--- Exercise goal ---
Lines containing the string "Visibility" are to be counted; report the total by itself.
-- Start of Records provided --
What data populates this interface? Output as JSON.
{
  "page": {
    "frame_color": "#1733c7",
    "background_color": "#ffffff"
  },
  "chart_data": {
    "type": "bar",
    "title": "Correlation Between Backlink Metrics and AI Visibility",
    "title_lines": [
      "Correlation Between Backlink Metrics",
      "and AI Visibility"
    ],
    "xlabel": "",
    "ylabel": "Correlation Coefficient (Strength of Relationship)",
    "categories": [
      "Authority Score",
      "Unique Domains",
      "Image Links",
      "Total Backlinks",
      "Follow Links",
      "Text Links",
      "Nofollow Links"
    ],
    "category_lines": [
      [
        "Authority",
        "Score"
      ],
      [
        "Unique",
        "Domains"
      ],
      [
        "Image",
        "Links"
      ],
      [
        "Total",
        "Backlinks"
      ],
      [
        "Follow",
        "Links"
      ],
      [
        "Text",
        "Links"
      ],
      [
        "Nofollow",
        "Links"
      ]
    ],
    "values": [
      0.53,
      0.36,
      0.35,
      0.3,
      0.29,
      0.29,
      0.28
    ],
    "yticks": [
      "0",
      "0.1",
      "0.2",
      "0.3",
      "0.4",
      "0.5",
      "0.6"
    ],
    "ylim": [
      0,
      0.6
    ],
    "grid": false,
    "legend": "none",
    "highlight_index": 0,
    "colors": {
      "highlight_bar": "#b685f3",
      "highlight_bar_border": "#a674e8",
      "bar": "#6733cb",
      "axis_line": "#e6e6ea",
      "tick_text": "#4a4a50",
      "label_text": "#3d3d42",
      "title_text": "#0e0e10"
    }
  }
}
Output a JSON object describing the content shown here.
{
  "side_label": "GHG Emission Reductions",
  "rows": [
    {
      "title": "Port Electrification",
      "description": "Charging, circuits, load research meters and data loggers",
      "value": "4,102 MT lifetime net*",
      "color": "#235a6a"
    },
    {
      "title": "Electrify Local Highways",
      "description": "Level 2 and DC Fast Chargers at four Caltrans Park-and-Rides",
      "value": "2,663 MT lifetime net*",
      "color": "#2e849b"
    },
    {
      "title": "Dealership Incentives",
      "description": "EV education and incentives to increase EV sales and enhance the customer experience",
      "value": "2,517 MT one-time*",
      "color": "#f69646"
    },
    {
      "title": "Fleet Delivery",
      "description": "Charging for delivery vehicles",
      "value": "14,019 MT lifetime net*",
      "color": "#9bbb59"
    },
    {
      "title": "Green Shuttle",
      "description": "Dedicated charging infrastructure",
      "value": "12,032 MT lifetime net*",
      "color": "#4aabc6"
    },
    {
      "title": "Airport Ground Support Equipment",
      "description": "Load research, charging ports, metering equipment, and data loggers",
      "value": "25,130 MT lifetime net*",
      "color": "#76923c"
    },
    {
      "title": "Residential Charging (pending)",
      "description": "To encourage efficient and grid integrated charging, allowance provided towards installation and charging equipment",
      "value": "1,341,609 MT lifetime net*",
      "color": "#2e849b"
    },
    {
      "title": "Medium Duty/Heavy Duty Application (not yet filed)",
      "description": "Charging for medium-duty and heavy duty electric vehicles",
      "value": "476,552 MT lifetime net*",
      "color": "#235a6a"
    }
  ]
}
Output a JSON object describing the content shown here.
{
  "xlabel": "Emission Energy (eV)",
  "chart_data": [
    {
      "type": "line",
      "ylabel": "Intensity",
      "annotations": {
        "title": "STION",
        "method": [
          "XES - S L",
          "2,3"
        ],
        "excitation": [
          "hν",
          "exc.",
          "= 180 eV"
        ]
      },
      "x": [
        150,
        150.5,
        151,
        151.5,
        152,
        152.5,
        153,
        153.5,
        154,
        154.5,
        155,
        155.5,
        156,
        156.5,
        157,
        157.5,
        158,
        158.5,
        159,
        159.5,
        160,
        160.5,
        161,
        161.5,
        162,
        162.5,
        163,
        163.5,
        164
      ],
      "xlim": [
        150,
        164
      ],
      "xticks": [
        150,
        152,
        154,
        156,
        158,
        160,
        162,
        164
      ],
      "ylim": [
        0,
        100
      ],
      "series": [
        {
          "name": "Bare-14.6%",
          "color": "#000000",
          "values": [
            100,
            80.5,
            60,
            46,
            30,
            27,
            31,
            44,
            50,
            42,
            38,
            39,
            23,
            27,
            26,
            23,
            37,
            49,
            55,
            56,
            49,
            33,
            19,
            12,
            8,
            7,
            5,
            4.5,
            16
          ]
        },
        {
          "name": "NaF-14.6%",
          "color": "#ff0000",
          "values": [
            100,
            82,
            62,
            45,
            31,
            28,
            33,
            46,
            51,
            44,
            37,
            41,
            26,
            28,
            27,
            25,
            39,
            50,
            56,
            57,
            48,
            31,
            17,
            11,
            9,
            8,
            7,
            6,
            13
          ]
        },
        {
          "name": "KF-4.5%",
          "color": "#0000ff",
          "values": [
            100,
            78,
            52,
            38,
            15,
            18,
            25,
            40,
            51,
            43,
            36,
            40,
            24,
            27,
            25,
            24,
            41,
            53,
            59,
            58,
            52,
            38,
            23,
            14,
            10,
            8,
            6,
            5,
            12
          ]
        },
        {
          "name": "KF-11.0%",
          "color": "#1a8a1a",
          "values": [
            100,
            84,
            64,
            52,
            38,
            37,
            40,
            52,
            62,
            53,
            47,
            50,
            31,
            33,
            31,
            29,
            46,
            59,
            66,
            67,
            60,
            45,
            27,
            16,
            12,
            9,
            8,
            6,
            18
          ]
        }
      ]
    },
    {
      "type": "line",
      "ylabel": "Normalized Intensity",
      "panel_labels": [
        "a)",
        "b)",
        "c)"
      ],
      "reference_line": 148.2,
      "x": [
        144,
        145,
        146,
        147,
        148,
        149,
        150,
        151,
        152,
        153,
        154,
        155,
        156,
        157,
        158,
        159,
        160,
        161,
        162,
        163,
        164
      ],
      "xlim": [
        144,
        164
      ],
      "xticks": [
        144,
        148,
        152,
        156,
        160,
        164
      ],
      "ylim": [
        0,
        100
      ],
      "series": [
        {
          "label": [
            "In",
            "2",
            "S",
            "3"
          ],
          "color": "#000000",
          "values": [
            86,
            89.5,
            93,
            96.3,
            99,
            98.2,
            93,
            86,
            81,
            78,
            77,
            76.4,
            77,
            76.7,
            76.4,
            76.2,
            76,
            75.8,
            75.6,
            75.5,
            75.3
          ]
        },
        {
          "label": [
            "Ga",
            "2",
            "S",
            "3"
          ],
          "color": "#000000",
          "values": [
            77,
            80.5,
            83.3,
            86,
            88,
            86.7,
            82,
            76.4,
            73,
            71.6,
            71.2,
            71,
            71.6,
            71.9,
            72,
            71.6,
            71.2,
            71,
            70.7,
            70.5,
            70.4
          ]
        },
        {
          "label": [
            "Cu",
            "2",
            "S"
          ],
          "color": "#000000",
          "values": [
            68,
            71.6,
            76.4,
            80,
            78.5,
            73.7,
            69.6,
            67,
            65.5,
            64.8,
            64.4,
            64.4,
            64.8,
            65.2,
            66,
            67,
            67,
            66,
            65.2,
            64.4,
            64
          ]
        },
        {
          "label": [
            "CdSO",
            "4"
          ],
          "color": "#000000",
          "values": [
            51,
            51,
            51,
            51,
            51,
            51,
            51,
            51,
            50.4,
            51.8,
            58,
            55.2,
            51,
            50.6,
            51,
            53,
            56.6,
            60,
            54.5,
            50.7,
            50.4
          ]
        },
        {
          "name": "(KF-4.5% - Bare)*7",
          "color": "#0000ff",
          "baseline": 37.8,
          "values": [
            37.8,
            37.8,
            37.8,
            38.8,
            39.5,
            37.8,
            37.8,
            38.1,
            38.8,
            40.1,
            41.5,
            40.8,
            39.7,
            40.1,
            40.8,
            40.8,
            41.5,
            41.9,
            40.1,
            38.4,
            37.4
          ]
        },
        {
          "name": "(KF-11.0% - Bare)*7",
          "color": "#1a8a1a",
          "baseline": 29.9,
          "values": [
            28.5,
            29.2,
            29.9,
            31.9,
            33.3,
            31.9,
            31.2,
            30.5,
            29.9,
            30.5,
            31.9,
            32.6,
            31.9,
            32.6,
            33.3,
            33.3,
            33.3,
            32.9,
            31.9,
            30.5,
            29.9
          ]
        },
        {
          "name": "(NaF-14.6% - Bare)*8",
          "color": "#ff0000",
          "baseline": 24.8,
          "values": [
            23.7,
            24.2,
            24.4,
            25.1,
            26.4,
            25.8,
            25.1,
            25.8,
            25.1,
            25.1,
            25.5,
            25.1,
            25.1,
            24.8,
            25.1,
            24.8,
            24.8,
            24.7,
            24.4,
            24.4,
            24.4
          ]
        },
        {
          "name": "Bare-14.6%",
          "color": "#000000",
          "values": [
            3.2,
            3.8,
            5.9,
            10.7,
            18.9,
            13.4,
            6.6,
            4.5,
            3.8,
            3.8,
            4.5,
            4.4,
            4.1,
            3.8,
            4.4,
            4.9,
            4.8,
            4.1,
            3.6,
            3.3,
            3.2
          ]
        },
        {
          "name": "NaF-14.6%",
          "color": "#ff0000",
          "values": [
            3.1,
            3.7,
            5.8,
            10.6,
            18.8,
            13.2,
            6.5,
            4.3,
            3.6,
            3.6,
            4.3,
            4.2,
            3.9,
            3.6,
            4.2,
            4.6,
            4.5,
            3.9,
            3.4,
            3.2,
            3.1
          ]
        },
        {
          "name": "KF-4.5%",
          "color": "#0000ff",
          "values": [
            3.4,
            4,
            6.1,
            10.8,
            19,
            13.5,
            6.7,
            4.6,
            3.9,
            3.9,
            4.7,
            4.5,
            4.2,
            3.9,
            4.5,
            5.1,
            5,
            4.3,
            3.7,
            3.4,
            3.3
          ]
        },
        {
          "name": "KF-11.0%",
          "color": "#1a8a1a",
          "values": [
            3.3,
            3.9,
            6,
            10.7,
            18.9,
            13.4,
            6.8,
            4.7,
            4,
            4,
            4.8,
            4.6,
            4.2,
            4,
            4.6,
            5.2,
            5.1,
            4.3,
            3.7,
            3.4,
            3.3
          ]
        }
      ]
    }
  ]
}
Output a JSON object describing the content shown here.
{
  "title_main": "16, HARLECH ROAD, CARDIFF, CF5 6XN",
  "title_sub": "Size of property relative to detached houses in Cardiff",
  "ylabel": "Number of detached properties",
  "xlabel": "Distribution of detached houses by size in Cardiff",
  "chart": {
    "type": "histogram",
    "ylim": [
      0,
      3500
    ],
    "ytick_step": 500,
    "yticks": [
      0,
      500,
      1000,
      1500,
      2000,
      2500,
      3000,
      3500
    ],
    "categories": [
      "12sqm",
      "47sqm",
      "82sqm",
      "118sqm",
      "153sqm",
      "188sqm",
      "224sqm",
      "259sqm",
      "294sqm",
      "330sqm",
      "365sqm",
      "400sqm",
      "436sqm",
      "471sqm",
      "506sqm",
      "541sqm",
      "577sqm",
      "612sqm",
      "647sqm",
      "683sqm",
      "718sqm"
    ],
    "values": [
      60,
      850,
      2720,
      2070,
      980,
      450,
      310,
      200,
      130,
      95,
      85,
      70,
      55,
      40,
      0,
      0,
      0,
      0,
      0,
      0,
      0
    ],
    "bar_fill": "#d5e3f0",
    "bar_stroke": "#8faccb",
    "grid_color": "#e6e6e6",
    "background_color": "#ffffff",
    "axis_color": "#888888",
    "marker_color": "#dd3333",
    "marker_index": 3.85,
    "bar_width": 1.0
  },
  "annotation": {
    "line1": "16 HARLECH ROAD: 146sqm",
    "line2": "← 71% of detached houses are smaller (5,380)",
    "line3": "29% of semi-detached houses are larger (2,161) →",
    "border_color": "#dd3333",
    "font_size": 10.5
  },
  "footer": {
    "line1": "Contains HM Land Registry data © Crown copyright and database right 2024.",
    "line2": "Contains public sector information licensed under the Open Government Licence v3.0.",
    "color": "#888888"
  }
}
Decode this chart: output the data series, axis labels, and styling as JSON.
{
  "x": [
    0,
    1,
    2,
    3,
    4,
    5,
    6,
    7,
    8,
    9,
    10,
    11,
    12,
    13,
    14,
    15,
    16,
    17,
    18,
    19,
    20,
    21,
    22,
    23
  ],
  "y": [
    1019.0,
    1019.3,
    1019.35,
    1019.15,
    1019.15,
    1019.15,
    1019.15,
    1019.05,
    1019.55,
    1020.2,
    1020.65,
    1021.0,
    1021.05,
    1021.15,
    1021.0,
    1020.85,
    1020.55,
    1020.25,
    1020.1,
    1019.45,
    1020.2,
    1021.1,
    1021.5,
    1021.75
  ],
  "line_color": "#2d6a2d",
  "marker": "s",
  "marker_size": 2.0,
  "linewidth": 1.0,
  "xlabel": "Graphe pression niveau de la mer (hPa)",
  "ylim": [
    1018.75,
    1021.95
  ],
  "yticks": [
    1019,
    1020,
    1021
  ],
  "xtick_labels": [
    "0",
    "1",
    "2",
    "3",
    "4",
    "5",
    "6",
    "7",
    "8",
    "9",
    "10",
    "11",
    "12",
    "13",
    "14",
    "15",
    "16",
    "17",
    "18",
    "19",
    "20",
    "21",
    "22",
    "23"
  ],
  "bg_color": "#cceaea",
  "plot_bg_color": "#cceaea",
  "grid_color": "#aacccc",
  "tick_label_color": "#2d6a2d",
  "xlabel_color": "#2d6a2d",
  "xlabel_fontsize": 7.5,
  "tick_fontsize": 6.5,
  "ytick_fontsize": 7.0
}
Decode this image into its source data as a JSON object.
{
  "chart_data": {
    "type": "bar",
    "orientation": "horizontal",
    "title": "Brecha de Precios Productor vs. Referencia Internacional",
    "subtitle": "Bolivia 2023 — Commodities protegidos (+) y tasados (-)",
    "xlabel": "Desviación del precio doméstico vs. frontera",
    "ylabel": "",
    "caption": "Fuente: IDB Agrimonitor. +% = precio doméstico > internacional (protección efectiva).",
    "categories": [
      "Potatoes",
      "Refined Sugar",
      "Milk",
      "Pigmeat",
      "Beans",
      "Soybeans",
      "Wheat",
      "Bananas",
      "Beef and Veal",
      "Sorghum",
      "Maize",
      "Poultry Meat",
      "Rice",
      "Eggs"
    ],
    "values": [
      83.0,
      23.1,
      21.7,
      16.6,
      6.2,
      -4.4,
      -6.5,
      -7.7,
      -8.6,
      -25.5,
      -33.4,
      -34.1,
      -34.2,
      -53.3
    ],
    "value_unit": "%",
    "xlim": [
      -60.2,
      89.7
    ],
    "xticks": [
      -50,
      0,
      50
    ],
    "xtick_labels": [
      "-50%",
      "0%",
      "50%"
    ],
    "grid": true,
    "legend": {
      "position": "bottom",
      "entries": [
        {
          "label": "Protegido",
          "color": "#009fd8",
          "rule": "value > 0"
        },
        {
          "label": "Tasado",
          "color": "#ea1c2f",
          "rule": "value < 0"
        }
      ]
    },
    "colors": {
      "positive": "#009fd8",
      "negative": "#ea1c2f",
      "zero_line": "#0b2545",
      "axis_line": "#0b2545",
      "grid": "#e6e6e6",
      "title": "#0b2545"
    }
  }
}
-- End of Records provided --
--- Problem solution ---
2